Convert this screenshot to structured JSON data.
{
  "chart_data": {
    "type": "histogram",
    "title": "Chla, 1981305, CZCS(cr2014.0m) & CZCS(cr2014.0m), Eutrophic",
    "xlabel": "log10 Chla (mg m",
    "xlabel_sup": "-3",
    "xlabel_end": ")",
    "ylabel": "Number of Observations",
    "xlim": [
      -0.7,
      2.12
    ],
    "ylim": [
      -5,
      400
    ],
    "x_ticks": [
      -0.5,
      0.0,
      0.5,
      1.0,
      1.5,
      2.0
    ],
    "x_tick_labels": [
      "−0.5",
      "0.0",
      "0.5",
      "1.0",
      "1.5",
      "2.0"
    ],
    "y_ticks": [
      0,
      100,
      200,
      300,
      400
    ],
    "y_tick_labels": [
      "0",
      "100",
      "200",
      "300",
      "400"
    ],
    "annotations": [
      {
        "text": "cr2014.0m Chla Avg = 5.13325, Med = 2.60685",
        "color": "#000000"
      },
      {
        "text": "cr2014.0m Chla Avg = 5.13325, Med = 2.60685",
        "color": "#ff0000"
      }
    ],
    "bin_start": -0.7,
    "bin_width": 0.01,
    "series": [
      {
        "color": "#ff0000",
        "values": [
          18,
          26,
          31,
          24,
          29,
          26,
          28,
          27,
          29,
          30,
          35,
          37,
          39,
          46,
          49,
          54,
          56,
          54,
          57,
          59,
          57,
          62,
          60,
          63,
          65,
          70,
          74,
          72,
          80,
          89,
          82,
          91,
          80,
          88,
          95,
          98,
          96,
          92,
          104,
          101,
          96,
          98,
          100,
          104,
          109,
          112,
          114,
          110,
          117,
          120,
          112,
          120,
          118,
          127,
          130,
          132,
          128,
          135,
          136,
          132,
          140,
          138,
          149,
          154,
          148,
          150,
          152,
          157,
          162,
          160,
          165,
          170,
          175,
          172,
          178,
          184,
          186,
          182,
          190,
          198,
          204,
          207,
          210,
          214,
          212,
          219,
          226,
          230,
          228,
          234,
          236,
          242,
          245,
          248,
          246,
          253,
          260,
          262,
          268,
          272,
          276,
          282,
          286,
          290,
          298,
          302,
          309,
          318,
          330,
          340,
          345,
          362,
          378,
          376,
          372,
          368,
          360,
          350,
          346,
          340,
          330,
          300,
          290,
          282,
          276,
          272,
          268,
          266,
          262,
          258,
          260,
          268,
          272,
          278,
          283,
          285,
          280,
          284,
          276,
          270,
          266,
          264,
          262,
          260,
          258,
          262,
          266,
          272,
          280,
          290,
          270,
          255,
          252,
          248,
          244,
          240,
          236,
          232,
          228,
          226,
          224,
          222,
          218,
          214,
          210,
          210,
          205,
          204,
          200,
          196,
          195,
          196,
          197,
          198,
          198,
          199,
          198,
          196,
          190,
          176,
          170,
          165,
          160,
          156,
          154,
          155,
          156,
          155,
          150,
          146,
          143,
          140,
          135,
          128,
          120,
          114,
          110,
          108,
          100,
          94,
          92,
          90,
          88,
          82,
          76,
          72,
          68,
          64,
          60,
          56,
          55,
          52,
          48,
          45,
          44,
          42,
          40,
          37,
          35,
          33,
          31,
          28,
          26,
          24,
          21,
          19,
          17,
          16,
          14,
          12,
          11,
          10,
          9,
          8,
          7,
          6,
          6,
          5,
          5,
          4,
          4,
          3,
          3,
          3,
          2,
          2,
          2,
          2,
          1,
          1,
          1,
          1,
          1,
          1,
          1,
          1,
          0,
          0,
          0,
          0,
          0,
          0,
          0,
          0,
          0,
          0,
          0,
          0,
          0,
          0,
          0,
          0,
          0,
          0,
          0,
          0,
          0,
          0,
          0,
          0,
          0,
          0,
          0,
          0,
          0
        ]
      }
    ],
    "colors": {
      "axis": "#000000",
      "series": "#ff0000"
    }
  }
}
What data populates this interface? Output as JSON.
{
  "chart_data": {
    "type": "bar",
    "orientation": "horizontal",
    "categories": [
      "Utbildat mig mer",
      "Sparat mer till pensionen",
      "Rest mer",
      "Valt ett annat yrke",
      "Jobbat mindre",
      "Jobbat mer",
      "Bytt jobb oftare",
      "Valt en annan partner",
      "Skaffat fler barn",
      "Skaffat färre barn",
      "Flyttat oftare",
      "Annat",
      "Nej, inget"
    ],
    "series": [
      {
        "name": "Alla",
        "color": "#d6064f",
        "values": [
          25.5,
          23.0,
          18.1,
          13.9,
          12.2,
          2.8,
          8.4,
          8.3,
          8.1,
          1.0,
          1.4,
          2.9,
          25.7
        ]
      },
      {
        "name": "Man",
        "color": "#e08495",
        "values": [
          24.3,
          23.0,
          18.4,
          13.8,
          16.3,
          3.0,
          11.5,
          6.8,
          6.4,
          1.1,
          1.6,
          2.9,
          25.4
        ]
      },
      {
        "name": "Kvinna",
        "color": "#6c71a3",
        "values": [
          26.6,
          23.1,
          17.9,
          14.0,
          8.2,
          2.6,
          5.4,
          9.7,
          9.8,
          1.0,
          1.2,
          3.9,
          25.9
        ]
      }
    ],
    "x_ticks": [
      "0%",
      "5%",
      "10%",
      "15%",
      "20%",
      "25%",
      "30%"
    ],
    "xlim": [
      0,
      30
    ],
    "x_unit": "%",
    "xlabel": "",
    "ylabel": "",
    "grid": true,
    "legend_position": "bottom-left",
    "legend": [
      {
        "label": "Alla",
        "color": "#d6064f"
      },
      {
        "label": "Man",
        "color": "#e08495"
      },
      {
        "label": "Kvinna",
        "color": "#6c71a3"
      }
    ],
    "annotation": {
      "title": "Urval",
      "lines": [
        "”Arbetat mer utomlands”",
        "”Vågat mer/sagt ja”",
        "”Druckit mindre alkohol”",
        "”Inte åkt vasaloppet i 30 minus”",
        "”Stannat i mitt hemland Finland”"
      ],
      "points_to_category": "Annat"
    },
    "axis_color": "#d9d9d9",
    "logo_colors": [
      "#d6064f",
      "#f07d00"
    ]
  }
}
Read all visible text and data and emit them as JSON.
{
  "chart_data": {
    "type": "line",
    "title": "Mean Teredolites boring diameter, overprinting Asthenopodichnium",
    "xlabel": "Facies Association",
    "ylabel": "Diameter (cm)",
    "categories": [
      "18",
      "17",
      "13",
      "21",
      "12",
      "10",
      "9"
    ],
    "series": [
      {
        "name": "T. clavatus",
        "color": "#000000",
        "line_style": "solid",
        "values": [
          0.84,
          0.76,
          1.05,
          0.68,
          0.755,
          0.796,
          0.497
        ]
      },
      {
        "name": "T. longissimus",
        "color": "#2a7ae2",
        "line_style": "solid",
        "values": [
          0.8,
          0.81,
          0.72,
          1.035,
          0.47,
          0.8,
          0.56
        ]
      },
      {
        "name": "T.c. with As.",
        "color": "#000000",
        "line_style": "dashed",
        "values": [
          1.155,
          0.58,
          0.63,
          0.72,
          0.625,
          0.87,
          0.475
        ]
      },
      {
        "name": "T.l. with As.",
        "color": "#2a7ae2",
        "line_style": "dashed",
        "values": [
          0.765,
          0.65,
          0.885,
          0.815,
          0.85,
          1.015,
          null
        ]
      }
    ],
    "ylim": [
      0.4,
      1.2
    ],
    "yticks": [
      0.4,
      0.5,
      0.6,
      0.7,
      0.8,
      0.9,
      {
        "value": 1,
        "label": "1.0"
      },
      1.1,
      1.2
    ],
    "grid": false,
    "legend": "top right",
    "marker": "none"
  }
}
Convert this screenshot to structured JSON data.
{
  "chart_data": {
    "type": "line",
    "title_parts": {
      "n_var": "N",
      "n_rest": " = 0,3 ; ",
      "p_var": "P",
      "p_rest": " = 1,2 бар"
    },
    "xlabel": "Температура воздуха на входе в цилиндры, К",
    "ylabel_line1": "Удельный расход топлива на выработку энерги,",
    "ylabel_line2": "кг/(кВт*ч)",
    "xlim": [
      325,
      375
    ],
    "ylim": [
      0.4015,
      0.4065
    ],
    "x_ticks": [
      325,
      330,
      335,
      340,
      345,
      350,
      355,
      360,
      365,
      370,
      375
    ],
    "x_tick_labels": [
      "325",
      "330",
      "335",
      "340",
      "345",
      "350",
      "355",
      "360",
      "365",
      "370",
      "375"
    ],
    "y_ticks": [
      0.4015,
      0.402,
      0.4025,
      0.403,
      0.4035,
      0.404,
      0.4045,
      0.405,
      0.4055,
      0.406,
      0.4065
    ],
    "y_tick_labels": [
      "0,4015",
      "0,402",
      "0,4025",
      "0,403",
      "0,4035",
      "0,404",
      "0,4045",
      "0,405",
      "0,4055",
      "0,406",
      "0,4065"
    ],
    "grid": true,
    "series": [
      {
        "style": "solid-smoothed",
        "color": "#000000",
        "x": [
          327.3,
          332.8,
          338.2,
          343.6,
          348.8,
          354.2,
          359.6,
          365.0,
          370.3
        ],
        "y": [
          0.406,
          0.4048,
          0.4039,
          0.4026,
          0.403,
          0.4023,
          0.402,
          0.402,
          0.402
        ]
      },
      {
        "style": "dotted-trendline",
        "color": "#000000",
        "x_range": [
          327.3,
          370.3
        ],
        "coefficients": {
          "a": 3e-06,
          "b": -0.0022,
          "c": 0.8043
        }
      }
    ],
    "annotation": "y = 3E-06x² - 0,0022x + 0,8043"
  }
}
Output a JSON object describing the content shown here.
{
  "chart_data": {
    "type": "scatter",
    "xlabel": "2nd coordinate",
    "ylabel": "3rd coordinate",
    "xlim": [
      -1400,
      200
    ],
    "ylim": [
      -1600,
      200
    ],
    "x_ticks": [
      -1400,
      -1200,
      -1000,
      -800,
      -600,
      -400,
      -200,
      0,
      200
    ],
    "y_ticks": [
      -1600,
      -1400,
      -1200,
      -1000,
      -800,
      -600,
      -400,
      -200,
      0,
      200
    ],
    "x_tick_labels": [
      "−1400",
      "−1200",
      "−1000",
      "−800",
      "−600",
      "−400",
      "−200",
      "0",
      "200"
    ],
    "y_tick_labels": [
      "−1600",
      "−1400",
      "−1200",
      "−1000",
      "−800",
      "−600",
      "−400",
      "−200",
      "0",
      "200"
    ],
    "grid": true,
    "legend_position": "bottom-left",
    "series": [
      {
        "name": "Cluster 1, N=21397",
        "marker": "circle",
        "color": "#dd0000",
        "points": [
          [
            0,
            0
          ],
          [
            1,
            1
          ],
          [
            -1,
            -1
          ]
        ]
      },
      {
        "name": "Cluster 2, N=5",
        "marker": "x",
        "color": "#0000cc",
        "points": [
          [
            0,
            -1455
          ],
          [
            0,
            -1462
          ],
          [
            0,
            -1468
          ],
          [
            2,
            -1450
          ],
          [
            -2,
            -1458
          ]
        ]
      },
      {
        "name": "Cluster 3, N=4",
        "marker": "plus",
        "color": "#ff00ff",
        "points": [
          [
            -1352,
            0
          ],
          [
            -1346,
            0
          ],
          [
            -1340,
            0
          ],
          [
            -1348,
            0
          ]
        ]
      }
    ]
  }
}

◆ ◆ ◆

# [DIRECTIVE]
From the records given above, copy all lines containing "marker".

# [SOLUTION TO THIS TASK]
    "marker": "none"
        "marker": "circle",
        "marker": "x",
        "marker": "plus",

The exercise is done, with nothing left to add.